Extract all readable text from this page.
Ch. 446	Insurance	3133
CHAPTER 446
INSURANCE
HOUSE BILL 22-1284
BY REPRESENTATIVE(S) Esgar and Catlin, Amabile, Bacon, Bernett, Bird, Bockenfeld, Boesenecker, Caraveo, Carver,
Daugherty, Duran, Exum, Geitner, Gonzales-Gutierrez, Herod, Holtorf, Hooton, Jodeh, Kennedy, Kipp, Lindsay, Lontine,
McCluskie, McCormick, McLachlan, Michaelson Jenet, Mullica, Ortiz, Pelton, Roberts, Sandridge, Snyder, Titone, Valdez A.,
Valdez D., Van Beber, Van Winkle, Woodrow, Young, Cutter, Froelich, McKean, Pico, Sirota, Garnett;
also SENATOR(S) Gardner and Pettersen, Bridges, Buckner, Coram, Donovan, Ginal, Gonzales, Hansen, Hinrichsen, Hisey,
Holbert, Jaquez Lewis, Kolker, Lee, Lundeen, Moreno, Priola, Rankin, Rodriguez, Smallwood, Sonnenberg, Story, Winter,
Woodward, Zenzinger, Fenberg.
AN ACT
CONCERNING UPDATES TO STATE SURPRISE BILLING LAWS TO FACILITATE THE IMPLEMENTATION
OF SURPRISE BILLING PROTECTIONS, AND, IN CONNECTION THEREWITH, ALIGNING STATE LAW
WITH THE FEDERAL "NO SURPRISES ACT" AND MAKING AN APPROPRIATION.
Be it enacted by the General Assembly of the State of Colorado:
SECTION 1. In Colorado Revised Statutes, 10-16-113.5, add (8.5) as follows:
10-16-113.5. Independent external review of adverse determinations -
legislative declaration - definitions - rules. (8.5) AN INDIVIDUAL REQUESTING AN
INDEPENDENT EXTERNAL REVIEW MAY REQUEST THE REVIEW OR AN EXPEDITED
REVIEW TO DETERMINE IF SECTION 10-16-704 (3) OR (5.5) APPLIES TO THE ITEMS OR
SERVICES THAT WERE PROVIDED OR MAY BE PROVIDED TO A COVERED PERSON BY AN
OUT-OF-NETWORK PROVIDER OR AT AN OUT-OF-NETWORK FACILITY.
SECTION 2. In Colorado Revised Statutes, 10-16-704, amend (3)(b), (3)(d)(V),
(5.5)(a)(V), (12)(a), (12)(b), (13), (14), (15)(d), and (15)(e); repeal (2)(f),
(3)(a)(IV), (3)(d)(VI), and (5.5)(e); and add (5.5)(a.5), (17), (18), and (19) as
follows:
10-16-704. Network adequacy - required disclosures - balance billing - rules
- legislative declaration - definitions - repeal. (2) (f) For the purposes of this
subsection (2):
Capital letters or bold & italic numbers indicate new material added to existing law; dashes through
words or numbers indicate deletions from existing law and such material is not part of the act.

__Problem details__: Reproduce all of the data exactly as given.

__Written answer__:
Extract all readable text from this page.
Ch. 446	Insurance	3133
CHAPTER 446
INSURANCE
HOUSE BILL 22-1284
BY REPRESENTATIVE(S) Esgar and Catlin, Amabile, Bacon, Bernett, Bird, Bockenfeld, Boesenecker, Caraveo, Carver,
Daugherty, Duran, Exum, Geitner, Gonzales-Gutierrez, Herod, Holtorf, Hooton, Jodeh, Kennedy, Kipp, Lindsay, Lontine,
McCluskie, McCormick, McLachlan, Michaelson Jenet, Mullica, Ortiz, Pelton, Roberts, Sandridge, Snyder, Titone, Valdez A.,
Valdez D., Van Beber, Van Winkle, Woodrow, Young, Cutter, Froelich, McKean, Pico, Sirota, Garnett;
also SENATOR(S) Gardner and Pettersen, Bridges, Buckner, Coram, Donovan, Ginal, Gonzales, Hansen, Hinrichsen, Hisey,
Holbert, Jaquez Lewis, Kolker, Lee, Lundeen, Moreno, Priola, Rankin, Rodriguez, Smallwood, Sonnenberg, Story, Winter,
Woodward, Zenzinger, Fenberg.
AN ACT
CONCERNING UPDATES TO STATE SURPRISE BILLING LAWS TO FACILITATE THE IMPLEMENTATION
OF SURPRISE BILLING PROTECTIONS, AND, IN CONNECTION THEREWITH, ALIGNING STATE LAW
WITH THE FEDERAL "NO SURPRISES ACT" AND MAKING AN APPROPRIATION.
Be it enacted by the General Assembly of the State of Colorado:
SECTION 1. In Colorado Revised Statutes, 10-16-113.5, add (8.5) as follows:
10-16-113.5. Independent external review of adverse determinations -
legislative declaration - definitions - rules. (8.5) AN INDIVIDUAL REQUESTING AN
INDEPENDENT EXTERNAL REVIEW MAY REQUEST THE REVIEW OR AN EXPEDITED
REVIEW TO DETERMINE IF SECTION 10-16-704 (3) OR (5.5) APPLIES TO THE ITEMS OR
SERVICES THAT WERE PROVIDED OR MAY BE PROVIDED TO A COVERED PERSON BY AN
OUT-OF-NETWORK PROVIDER OR AT AN OUT-OF-NETWORK FACILITY.
SECTION 2. In Colorado Revised Statutes, 10-16-704, amend (3)(b), (3)(d)(V),
(5.5)(a)(V), (12)(a), (12)(b), (13), (14), (15)(d), and (15)(e); repeal (2)(f),
(3)(a)(IV), (3)(d)(VI), and (5.5)(e); and add (5.5)(a.5), (17), (18), and (19) as
follows:
10-16-704. Network adequacy - required disclosures - balance billing - rules
- legislative declaration - definitions - repeal. (2) (f) For the purposes of this
subsection (2):
Capital letters or bold & italic numbers indicate new material added to existing law; dashes through
words or numbers indicate deletions from existing law and such material is not part of the act.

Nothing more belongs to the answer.